## start Article

Return the configuration information related to database connections and collections.

url = "http://localhost:5000/info"

payload = ""
headers = {}

response = requests.request("GET", url, headers=headers, data=payload)

Response:

{
	"SQL connection string": "postgresql+psycopg2://postgres@localhost:5432/",
	"mongoDB collection that stores the datatypes mapping": "datatypeMapping",
	"mongoDB collection that stores the extraction cofnig documents": "configCollection",
	"mongoDB connection string": "mongodb+srv://talcohen0507:Taltool87!@erpdataplatform.t8ot6ep.mongodb.net/",
	"mongoDB that stores the extraction config documents": "priority_dwh_admin",
	"mongoDB that stores the metadata": "metadataDB"
}

POST extractionConfig

Insert a new extractionConfig json to the MongoDB under priority_dwh_admin.configCollection.

payload = {The extractionConfig JSON you want to insert.}


headers = {
  'Content-Type': 'application/json'
}

response = requests.request("POST", url, headers=headers, data=payload)

Response:
_id- object id which generated randomly by the Mongo DB. success- boolean value if the json inserted successfully.

{
	"_id": "6766b998583ca0fa2c45ff63",
	"success": true
}

GET extractionConfig

Retrieve the requested extractionConfig json from the MongoDB under priority_dwh_admin.configCollection.

payload = {
	'datasourceId": "<datasource _id>'
}


headers = {
  'Content-Type': 'application/json'
}

response = requests.request("POST", url, headers=headers, data=payload)

Response:

{
	"_id": "6766bcf9583ca0fa2c45ff6a",
	"accountID": "03445d66",
	"apiPassword": "123",
	"apiUsername": "apidemo",
	"datasourceName": "priority_companyA",
	"entities": [
		{
			"EntityID": "ORDERS",
			"datarStartDate": "2020-05-30 00:00:00",
			"expand": ["ORDERITEMS"],
			"filterField": "",
			"filterFlag": false,
			"lastRun": "2024-06-12 21:53:35"
		},
		{
			"EntityID": "CTYPE",
			"datarStartDate": "2020-05-30 00:00:00",
			"expand": [],
			"filterField": "",
			"filterFlag": false,
			"lastRun": "2024-06-12 21:53:40"

## end Article

Objectives »
1. According to the API notes, where does POST extractionConfig insert the new extractionConfig JSON?
2. Pick up the API notes right after their last line and keep writing them.

## start Provided data

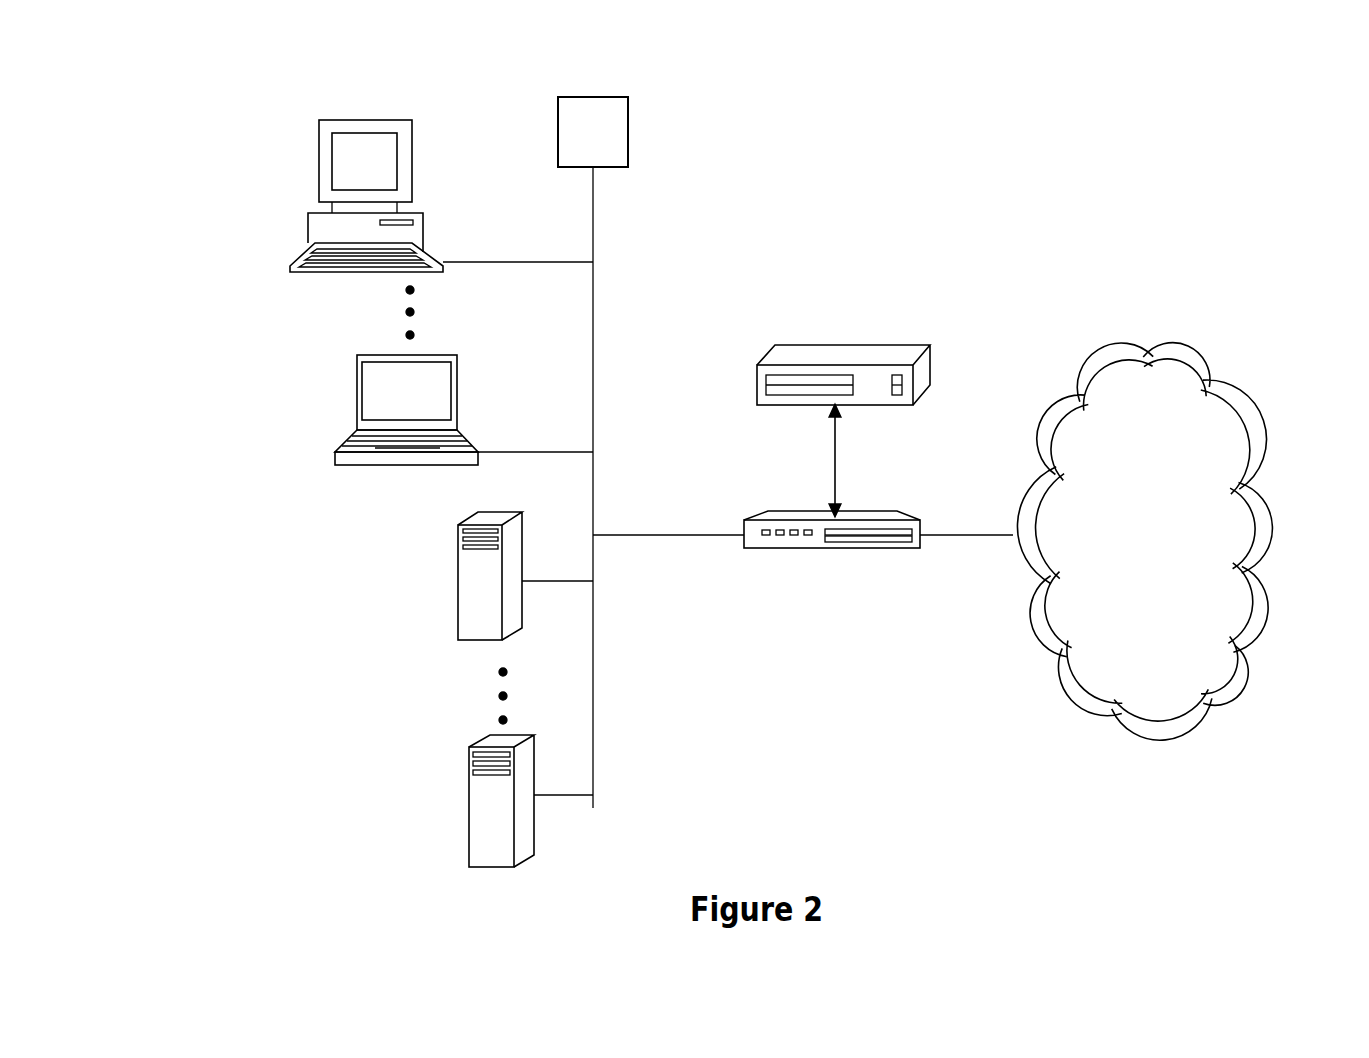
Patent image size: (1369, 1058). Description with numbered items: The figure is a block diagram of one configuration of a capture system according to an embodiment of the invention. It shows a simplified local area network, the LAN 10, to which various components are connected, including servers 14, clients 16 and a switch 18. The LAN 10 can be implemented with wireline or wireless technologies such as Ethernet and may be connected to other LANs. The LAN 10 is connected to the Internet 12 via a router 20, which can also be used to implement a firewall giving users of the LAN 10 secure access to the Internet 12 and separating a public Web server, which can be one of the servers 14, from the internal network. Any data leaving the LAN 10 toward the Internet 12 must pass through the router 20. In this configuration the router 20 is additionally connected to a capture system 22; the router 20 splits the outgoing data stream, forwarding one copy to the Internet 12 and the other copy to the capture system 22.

## end Provided data

Answers to the problems »
1. Into MongoDB under priority_dwh_admin.configCollection.

2.
		}
	],
	"sourceSystem": "priority",
	"submitTimestampUTC": "Sat, 21 Dec 2024 13:04:57 GMT",
	"systemTimezone": "Israel",
	"uri": "https://www.eshbelsaas.com/ui/odata/Priority/tabmob.ini/usdemo/"
}

GET pingApi

ping Priority API, Postgresg db and mongo db and check that the API can reach them.

Python syntax:

url = "http://localhost:5000/refreshPriorityMetadata"

Method = 'GET'

payload = {
           "datasourceId": "<data source _id>"
          }

headers = {
            'Content-Type': 'application/json'
          }

response = requests.request(Method, url, headers=headers, data=payload)

Response:
{
	"MomongoDB response": "{'ok': 1}",
	"Priority api response": "priority_api_response:200 reponse_text: OK",
	"SQL reponse": "Database connection is OK."
}

GET testExtractionconfigEntities

Testing access to the Priority entities by fetching the first records of each entity and subentity in the extractionconfig JSON.


Python Syntax

url = "http://localhost:5000/testExtractionconfigEntities"

Method = 'GET'

payload = {
           "datasourceId": "<data source _id>"
          }

headers = {
            'Content-Type': 'application/json'
          }

response = requests.request(Method, url, headers=headers, data=payload)

Header example:

{
	"datasourceId": "678a5c74ee789f0826b9466a"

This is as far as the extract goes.